── The input ──
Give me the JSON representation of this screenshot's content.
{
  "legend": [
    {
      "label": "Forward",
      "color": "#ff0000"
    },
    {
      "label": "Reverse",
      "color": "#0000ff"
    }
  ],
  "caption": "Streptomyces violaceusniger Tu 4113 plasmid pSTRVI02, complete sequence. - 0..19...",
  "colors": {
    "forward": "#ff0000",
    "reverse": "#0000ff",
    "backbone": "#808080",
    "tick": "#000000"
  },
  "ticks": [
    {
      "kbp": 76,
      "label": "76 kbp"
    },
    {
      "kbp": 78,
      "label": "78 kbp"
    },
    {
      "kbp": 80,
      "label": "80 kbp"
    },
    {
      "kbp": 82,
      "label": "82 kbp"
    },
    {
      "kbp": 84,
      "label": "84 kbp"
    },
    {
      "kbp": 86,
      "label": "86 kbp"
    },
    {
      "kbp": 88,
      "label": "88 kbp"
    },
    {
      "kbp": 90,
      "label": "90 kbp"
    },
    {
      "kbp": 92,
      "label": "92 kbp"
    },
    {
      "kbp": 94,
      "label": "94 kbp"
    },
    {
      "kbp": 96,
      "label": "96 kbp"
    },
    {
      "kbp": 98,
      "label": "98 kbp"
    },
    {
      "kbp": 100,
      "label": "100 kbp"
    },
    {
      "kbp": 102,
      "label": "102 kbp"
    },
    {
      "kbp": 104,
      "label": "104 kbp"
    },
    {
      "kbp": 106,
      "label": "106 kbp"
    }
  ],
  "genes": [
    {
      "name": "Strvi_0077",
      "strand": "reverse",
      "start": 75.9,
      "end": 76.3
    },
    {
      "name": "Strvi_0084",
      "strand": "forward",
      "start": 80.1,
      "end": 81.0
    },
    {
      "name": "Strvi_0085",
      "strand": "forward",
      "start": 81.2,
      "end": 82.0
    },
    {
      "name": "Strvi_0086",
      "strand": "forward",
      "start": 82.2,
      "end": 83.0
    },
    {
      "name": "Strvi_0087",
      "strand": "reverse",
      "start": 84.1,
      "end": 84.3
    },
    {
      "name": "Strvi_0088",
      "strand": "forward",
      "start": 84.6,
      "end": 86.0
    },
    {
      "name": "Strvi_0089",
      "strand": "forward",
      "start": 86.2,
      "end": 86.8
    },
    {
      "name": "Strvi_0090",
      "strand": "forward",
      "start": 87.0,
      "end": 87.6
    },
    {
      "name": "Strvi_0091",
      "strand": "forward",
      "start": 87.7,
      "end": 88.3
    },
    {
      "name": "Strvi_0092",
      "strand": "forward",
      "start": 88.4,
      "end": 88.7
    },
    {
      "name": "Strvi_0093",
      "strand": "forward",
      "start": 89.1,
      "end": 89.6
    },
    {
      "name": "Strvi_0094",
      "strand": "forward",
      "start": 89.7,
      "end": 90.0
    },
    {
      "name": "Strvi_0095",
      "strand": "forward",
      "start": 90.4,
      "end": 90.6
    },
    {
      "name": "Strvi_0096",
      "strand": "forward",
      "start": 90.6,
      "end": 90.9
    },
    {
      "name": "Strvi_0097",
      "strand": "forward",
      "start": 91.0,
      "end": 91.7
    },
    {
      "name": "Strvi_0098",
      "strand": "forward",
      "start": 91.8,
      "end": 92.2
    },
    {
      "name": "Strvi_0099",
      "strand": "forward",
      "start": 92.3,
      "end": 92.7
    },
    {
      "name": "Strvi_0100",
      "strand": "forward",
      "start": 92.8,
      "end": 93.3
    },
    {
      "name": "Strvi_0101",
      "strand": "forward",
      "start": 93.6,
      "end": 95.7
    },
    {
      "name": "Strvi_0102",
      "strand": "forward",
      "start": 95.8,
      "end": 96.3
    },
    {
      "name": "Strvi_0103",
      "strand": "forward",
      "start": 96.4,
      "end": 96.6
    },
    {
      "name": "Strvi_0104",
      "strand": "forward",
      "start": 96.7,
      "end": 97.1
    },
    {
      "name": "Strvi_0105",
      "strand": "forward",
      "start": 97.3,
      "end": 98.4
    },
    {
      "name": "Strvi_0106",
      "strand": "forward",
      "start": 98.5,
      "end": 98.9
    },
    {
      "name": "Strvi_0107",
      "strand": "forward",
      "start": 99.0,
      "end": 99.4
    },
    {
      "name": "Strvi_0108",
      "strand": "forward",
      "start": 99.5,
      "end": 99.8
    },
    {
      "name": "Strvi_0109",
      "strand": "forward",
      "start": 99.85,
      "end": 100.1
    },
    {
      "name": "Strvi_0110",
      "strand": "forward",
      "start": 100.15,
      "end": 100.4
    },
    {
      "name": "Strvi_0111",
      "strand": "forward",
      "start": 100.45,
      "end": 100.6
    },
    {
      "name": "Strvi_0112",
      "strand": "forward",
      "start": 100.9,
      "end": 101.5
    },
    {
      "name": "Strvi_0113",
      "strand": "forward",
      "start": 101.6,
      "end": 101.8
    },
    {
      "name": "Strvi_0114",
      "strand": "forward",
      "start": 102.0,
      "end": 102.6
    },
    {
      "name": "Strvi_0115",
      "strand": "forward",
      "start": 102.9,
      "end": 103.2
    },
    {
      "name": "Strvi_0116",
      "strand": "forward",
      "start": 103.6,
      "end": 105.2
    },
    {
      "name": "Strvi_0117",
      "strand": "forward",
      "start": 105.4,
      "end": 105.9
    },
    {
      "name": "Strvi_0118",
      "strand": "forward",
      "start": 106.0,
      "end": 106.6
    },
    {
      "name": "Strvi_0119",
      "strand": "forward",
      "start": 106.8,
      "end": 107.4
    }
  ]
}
───
Each record is to be repeated word for word, with none skipped.

Give me the JSON representation of this screenshot's content.
{
  "legend": [
    {
      "label": "Forward",
      "color": "#ff0000"
    },
    {
      "label": "Reverse",
      "color": "#0000ff"
    }
  ],
  "caption": "Streptomyces violaceusniger Tu 4113 plasmid pSTRVI02, complete sequence. - 0..19...",
  "colors": {
    "forward": "#ff0000",
    "reverse": "#0000ff",
    "backbone": "#808080",
    "tick": "#000000"
  },
  "ticks": [
    {
      "kbp": 76,
      "label": "76 kbp"
    },
    {
      "kbp": 78,
      "label": "78 kbp"
    },
    {
      "kbp": 80,
      "label": "80 kbp"
    },
    {
      "kbp": 82,
      "label": "82 kbp"
    },
    {
      "kbp": 84,
      "label": "84 kbp"
    },
    {
      "kbp": 86,
      "label": "86 kbp"
    },
    {
      "kbp": 88,
      "label": "88 kbp"
    },
    {
      "kbp": 90,
      "label": "90 kbp"
    },
    {
      "kbp": 92,
      "label": "92 kbp"
    },
    {
      "kbp": 94,
      "label": "94 kbp"
    },
    {
      "kbp": 96,
      "label": "96 kbp"
    },
    {
      "kbp": 98,
      "label": "98 kbp"
    },
    {
      "kbp": 100,
      "label": "100 kbp"
    },
    {
      "kbp": 102,
      "label": "102 kbp"
    },
    {
      "kbp": 104,
      "label": "104 kbp"
    },
    {
      "kbp": 106,
      "label": "106 kbp"
    }
  ],
  "genes": [
    {
      "name": "Strvi_0077",
      "strand": "reverse",
      "start": 75.9,
      "end": 76.3
    },
    {
      "name": "Strvi_0084",
      "strand": "forward",
      "start": 80.1,
      "end": 81.0
    },
    {
      "name": "Strvi_0085",
      "strand": "forward",
      "start": 81.2,
      "end": 82.0
    },
    {
      "name": "Strvi_0086",
      "strand": "forward",
      "start": 82.2,
      "end": 83.0
    },
    {
      "name": "Strvi_0087",
      "strand": "reverse",
      "start": 84.1,
      "end": 84.3
    },
    {
      "name": "Strvi_0088",
      "strand": "forward",
      "start": 84.6,
      "end": 86.0
    },
    {
      "name": "Strvi_0089",
      "strand": "forward",
      "start": 86.2,
      "end": 86.8
    },
    {
      "name": "Strvi_0090",
      "strand": "forward",
      "start": 87.0,
      "end": 87.6
    },
    {
      "name": "Strvi_0091",
      "strand": "forward",
      "start": 87.7,
      "end": 88.3
    },
    {
      "name": "Strvi_0092",
      "strand": "forward",
      "start": 88.4,
      "end": 88.7
    },
    {
      "name": "Strvi_0093",
      "strand": "forward",
      "start": 89.1,
      "end": 89.6
    },
    {
      "name": "Strvi_0094",
      "strand": "forward",
      "start": 89.7,
      "end": 90.0
    },
    {
      "name": "Strvi_0095",
      "strand": "forward",
      "start": 90.4,
      "end": 90.6
    },
    {
      "name": "Strvi_0096",
      "strand": "forward",
      "start": 90.6,
      "end": 90.9
    },
    {
      "name": "Strvi_0097",
      "strand": "forward",
      "start": 91.0,
      "end": 91.7
    },
    {
      "name": "Strvi_0098",
      "strand": "forward",
      "start": 91.8,
      "end": 92.2
    },
    {
      "name": "Strvi_0099",
      "strand": "forward",
      "start": 92.3,
      "end": 92.7
    },
    {
      "name": "Strvi_0100",
      "strand": "forward",
      "start": 92.8,
      "end": 93.3
    },
    {
      "name": "Strvi_0101",
      "strand": "forward",
      "start": 93.6,
      "end": 95.7
    },
    {
      "name": "Strvi_0102",
      "strand": "forward",
      "start": 95.8,
      "end": 96.3
    },
    {
      "name": "Strvi_0103",
      "strand": "forward",
      "start": 96.4,
      "end": 96.6
    },
    {
      "name": "Strvi_0104",
      "strand": "forward",
      "start": 96.7,
      "end": 97.1
    },
    {
      "name": "Strvi_0105",
      "strand": "forward",
      "start": 97.3,
      "end": 98.4
    },
    {
      "name": "Strvi_0106",
      "strand": "forward",
      "start": 98.5,
      "end": 98.9
    },
    {
      "name": "Strvi_0107",
      "strand": "forward",
      "start": 99.0,
      "end": 99.4
    },
    {
      "name": "Strvi_0108",
      "strand": "forward",
      "start": 99.5,
      "end": 99.8
    },
    {
      "name": "Strvi_0109",
      "strand": "forward",
      "start": 99.85,
      "end": 100.1
    },
    {
      "name": "Strvi_0110",
      "strand": "forward",
      "start": 100.15,
      "end": 100.4
    },
    {
      "name": "Strvi_0111",
      "strand": "forward",
      "start": 100.45,
      "end": 100.6
    },
    {
      "name": "Strvi_0112",
      "strand": "forward",
      "start": 100.9,
      "end": 101.5
    },
    {
      "name": "Strvi_0113",
      "strand": "forward",
      "start": 101.6,
      "end": 101.8
    },
    {
      "name": "Strvi_0114",
      "strand": "forward",
      "start": 102.0,
      "end": 102.6
    },
    {
      "name": "Strvi_0115",
      "strand": "forward",
      "start": 102.9,
      "end": 103.2
    },
    {
      "name": "Strvi_0116",
      "strand": "forward",
      "start": 103.6,
      "end": 105.2
    },
    {
      "name": "Strvi_0117",
      "strand": "forward",
      "start": 105.4,
      "end": 105.9
    },
    {
      "name": "Strvi_0118",
      "strand": "forward",
      "start": 106.0,
      "end": 106.6
    },
    {
      "name": "Strvi_0119",
      "strand": "forward",
      "start": 106.8,
      "end": 107.4
    }
  ]
}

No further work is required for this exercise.